- [Dataset excerpts]

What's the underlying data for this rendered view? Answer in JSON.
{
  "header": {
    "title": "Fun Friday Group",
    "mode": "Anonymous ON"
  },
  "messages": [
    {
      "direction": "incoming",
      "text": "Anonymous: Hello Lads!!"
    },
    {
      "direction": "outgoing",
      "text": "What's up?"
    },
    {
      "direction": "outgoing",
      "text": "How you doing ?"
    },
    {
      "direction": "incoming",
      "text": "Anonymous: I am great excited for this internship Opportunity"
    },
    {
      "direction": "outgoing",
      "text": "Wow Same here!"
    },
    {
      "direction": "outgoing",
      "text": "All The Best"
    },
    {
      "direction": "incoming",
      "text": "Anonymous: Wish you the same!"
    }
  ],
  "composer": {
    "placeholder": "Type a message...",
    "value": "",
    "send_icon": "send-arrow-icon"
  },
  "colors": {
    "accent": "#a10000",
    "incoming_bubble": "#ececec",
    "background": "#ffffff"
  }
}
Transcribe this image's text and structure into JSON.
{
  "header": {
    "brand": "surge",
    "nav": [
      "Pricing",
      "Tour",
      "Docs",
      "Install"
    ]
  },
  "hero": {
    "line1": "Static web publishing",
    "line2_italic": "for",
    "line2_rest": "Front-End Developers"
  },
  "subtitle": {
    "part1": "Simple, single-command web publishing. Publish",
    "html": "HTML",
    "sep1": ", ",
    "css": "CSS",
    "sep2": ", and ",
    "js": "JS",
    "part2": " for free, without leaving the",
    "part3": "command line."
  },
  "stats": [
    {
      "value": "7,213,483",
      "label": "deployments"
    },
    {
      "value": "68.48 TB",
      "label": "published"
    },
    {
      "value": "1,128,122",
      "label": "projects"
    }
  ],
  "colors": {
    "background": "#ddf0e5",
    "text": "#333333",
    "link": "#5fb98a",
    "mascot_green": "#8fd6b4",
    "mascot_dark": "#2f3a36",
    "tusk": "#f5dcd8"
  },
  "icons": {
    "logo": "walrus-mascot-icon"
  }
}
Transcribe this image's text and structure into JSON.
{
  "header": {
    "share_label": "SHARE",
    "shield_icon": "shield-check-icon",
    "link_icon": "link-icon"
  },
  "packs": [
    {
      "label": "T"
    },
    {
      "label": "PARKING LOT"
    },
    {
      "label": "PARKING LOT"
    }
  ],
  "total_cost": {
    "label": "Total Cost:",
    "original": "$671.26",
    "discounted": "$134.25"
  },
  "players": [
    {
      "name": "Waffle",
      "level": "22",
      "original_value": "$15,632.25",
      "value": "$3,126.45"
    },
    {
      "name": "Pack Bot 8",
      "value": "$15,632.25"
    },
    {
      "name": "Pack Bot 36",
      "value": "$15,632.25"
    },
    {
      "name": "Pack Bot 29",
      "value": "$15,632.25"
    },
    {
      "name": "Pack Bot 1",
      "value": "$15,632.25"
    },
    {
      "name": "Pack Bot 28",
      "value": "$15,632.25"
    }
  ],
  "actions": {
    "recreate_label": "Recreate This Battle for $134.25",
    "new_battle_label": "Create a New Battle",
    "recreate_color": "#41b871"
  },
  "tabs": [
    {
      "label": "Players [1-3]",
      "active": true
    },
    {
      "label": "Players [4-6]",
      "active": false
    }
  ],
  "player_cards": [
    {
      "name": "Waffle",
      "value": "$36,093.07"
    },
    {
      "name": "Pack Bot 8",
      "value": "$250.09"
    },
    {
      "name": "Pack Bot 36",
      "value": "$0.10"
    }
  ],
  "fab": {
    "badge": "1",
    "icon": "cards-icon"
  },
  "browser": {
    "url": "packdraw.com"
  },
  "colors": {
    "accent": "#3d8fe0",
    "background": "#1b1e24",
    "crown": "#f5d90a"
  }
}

- [Your task] Write the material out exactly, with nothing left out.

- [Solution for this task]
What's the underlying data for this rendered view? Answer in JSON.
{
  "header": {
    "title": "Fun Friday Group",
    "mode": "Anonymous ON"
  },
  "messages": [
    {
      "direction": "incoming",
      "text": "Anonymous: Hello Lads!!"
    },
    {
      "direction": "outgoing",
      "text": "What's up?"
    },
    {
      "direction": "outgoing",
      "text": "How you doing ?"
    },
    {
      "direction": "incoming",
      "text": "Anonymous: I am great excited for this internship Opportunity"
    },
    {
      "direction": "outgoing",
      "text": "Wow Same here!"
    },
    {
      "direction": "outgoing",
      "text": "All The Best"
    },
    {
      "direction": "incoming",
      "text": "Anonymous: Wish you the same!"
    }
  ],
  "composer": {
    "placeholder": "Type a message...",
    "value": "",
    "send_icon": "send-arrow-icon"
  },
  "colors": {
    "accent": "#a10000",
    "incoming_bubble": "#ececec",
    "background": "#ffffff"
  }
}
Transcribe this image's text and structure into JSON.
{
  "header": {
    "brand": "surge",
    "nav": [
      "Pricing",
      "Tour",
      "Docs",
      "Install"
    ]
  },
  "hero": {
    "line1": "Static web publishing",
    "line2_italic": "for",
    "line2_rest": "Front-End Developers"
  },
  "subtitle": {
    "part1": "Simple, single-command web publishing. Publish",
    "html": "HTML",
    "sep1": ", ",
    "css": "CSS",
    "sep2": ", and ",
    "js": "JS",
    "part2": " for free, without leaving the",
    "part3": "command line."
  },
  "stats": [
    {
      "value": "7,213,483",
      "label": "deployments"
    },
    {
      "value": "68.48 TB",
      "label": "published"
    },
    {
      "value": "1,128,122",
      "label": "projects"
    }
  ],
  "colors": {
    "background": "#ddf0e5",
    "text": "#333333",
    "link": "#5fb98a",
    "mascot_green": "#8fd6b4",
    "mascot_dark": "#2f3a36",
    "tusk": "#f5dcd8"
  },
  "icons": {
    "logo": "walrus-mascot-icon"
  }
}
Transcribe this image's text and structure into JSON.
{
  "header": {
    "share_label": "SHARE",
    "shield_icon": "shield-check-icon",
    "link_icon": "link-icon"
  },
  "packs": [
    {
      "label": "T"
    },
    {
      "label": "PARKING LOT"
    },
    {
      "label": "PARKING LOT"
    }
  ],
  "total_cost": {
    "label": "Total Cost:",
    "original": "$671.26",
    "discounted": "$134.25"
  },
  "players": [
    {
      "name": "Waffle",
      "level": "22",
      "original_value": "$15,632.25",
      "value": "$3,126.45"
    },
    {
      "name": "Pack Bot 8",
      "value": "$15,632.25"
    },
    {
      "name": "Pack Bot 36",
      "value": "$15,632.25"
    },
    {
      "name": "Pack Bot 29",
      "value": "$15,632.25"
    },
    {
      "name": "Pack Bot 1",
      "value": "$15,632.25"
    },
    {
      "name": "Pack Bot 28",
      "value": "$15,632.25"
    }
  ],
  "actions": {
    "recreate_label": "Recreate This Battle for $134.25",
    "new_battle_label": "Create a New Battle",
    "recreate_color": "#41b871"
  },
  "tabs": [
    {
      "label": "Players [1-3]",
      "active": true
    },
    {
      "label": "Players [4-6]",
      "active": false
    }
  ],
  "player_cards": [
    {
      "name": "Waffle",
      "value": "$36,093.07"
    },
    {
      "name": "Pack Bot 8",
      "value": "$250.09"
    },
    {
      "name": "Pack Bot 36",
      "value": "$0.10"
    }
  ],
  "fab": {
    "badge": "1",
    "icon": "cards-icon"
  },
  "browser": {
    "url": "packdraw.com"
  },
  "colors": {
    "accent": "#3d8fe0",
    "background": "#1b1e24",
    "crown": "#f5d90a"
  }
}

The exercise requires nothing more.